— Задание 1 —
Сократите абзац статьи о Фолкнере, который начинается словами «Конечно, это очень слабо написано». Оформите его в виде списка и сохраните основные факты.

— Статья —
────────
Николай Анастасьев - Фолкнер - Очерк творчества
Но, между прочим, именно эти пассажи, усугубляя дробность книги, представляют интерес с точки зрения последующего Фолкнера, содержат в себе зародыш тех тем и образов, что будут преследовать писателя всю жизнь.
"Секс и смерть: вход в мир и выход из него. Как неразделимо мы связаны с ними! В юности извлекают нас из праха, в старости вновь погружают во прах… Когда еще сексуальные инстинкты бывают столь сильны, как во время войны, или голода, или потопа, или пожара?"
Конечно, это очень слабо написано, здесь и намека нет на живое чувство, да и вообще перед нами скорее заготовка, заметка на память. Но пройдет совсем немного времени, и символы, здесь обозначенные, развернутся в трагедию Квентина Компсона, выплеснутся в яростной словесной стихии его переживаний. Что же касается "войны, голода, потопа, пожара", то они, как обобщенное выражение человеческих несчастий и страданий, вообще станут судьбой всех фолкнеровских героев.
────────
— Исходные данные —
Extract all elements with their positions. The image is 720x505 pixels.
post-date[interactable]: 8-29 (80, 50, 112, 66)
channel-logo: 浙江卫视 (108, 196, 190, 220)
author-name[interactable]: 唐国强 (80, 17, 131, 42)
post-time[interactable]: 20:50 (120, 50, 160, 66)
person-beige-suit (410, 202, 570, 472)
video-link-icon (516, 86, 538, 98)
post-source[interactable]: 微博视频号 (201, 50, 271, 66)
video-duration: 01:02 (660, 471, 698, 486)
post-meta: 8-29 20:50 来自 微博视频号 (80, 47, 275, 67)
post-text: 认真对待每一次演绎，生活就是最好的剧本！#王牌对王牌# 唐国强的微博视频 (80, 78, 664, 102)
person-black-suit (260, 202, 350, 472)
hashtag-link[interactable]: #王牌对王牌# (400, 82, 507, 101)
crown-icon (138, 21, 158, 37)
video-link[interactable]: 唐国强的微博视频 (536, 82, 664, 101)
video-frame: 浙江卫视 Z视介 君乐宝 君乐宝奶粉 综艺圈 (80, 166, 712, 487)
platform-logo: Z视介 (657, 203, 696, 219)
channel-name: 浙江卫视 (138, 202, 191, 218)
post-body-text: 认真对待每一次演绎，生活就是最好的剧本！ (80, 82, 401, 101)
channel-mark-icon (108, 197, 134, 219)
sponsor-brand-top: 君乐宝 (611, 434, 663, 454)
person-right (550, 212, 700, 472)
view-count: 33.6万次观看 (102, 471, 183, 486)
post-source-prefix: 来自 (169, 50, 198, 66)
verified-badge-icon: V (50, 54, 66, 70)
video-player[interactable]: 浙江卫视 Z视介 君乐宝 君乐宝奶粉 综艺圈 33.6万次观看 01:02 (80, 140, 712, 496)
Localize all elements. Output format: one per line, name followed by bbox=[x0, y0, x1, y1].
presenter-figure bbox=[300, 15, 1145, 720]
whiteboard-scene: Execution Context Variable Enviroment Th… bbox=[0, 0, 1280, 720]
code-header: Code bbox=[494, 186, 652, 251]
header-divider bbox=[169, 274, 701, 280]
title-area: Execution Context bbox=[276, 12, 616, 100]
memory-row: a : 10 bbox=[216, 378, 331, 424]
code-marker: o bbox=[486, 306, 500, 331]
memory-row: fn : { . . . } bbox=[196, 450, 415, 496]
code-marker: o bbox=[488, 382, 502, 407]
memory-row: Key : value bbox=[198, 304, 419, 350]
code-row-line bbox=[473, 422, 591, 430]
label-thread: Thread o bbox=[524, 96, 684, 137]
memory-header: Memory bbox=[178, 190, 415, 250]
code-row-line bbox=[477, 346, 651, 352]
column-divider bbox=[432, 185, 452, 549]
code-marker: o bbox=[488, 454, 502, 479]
────────
— Задание 2 —
Процитируйте без изменений строки записей: с самой первой строки записей и до строки с «person-black-suit (260, 202, 350, 472)» включительно.

— Полный ответ 1 —
- Приведенный отрывок написан слабо, живого чувства в нем нет; скорее это заготовка или заметка на память.
- Вскоре обозначенные в нем символы развернутся в трагедию Квентина Компсона и выплеснутся в яростной словесной стихии его переживаний.
- «Война, голод, потоп, пожар» как обобщенное выражение человеческих несчастий и страданий станут судьбой всех фолкнеровских героев.

— Полный ответ 2 —
Extract all elements with their positions. The image is 720x505 pixels.
post-date[interactable]: 8-29 (80, 50, 112, 66)
channel-logo: 浙江卫视 (108, 196, 190, 220)
author-name[interactable]: 唐国强 (80, 17, 131, 42)
post-time[interactable]: 20:50 (120, 50, 160, 66)
person-beige-suit (410, 202, 570, 472)
video-link-icon (516, 86, 538, 98)
post-source[interactable]: 微博视频号 (201, 50, 271, 66)
video-duration: 01:02 (660, 471, 698, 486)
post-meta: 8-29 20:50 来自 微博视频号 (80, 47, 275, 67)
post-text: 认真对待每一次演绎，生活就是最好的剧本！#王牌对王牌# 唐国强的微博视频 (80, 78, 664, 102)
person-black-suit (260, 202, 350, 472)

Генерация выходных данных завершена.